**ENTRIES PROVIDED:**

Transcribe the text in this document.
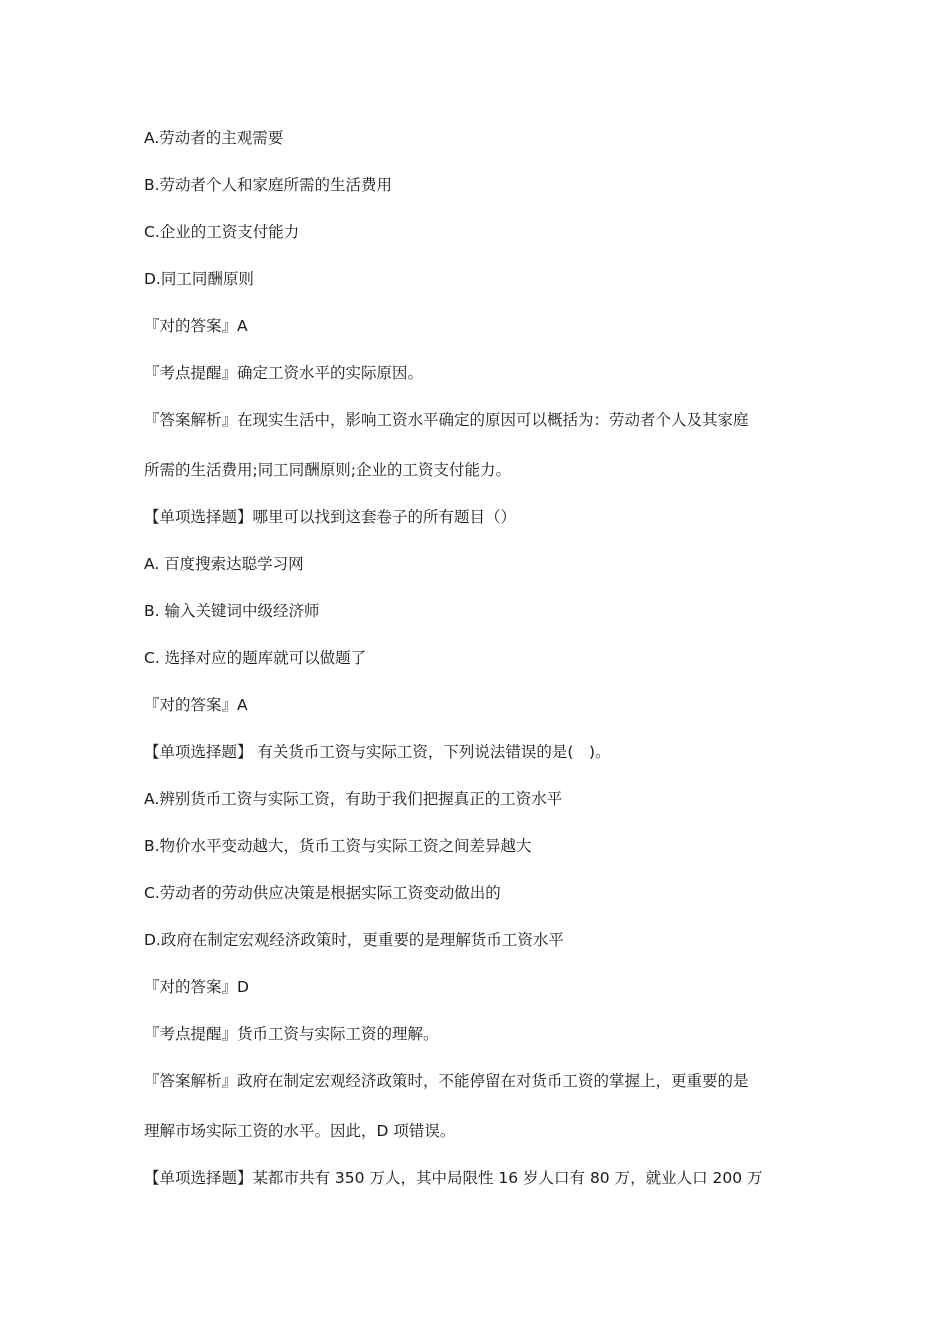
A.劳动者的主观需要
B.劳动者个人和家庭所需的生活费用
C.企业的工资支付能力
D.同工同酬原则
『对的答案』A
『考点提醒』确定工资水平的实际原因。
『答案解析』在现实生活中，影响工资水平确定的原因可以概括为：劳动者个人及其家庭
所需的生活费用;同工同酬原则;企业的工资支付能力。
【单项选择题】哪里可以找到这套卷子的所有题目（）
A. 百度搜索达聪学习网
B. 输入关键词中级经济师
C. 选择对应的题库就可以做题了
『对的答案』A
【单项选择题】 有关货币工资与实际工资，下列说法错误的是(　)。
A.辨别货币工资与实际工资，有助于我们把握真正的工资水平
B.物价水平变动越大，货币工资与实际工资之间差异越大
C.劳动者的劳动供应决策是根据实际工资变动做出的
D.政府在制定宏观经济政策时，更重要的是理解货币工资水平
『对的答案』D
『考点提醒』货币工资与实际工资的理解。
『答案解析』政府在制定宏观经济政策时，不能停留在对货币工资的掌握上，更重要的是
理解市场实际工资的水平。因此，D 项错误。
【单项选择题】某都市共有 350 万人，其中局限性 16 岁人口有 80 万，就业人口 200 万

**EXERCISE:** Keep the pictures out and write out the records exactly.

**WORKED ANSWER:**
Transcribe the text in this document.
A.劳动者的主观需要
B.劳动者个人和家庭所需的生活费用
C.企业的工资支付能力
D.同工同酬原则
『对的答案』A
『考点提醒』确定工资水平的实际原因。
『答案解析』在现实生活中，影响工资水平确定的原因可以概括为：劳动者个人及其家庭
所需的生活费用;同工同酬原则;企业的工资支付能力。
【单项选择题】哪里可以找到这套卷子的所有题目（）
A. 百度搜索达聪学习网
B. 输入关键词中级经济师
C. 选择对应的题库就可以做题了
『对的答案』A
【单项选择题】 有关货币工资与实际工资，下列说法错误的是(　)。
A.辨别货币工资与实际工资，有助于我们把握真正的工资水平
B.物价水平变动越大，货币工资与实际工资之间差异越大
C.劳动者的劳动供应决策是根据实际工资变动做出的
D.政府在制定宏观经济政策时，更重要的是理解货币工资水平
『对的答案』D
『考点提醒』货币工资与实际工资的理解。
『答案解析』政府在制定宏观经济政策时，不能停留在对货币工资的掌握上，更重要的是
理解市场实际工资的水平。因此，D 项错误。
【单项选择题】某都市共有 350 万人，其中局限性 16 岁人口有 80 万，就业人口 200 万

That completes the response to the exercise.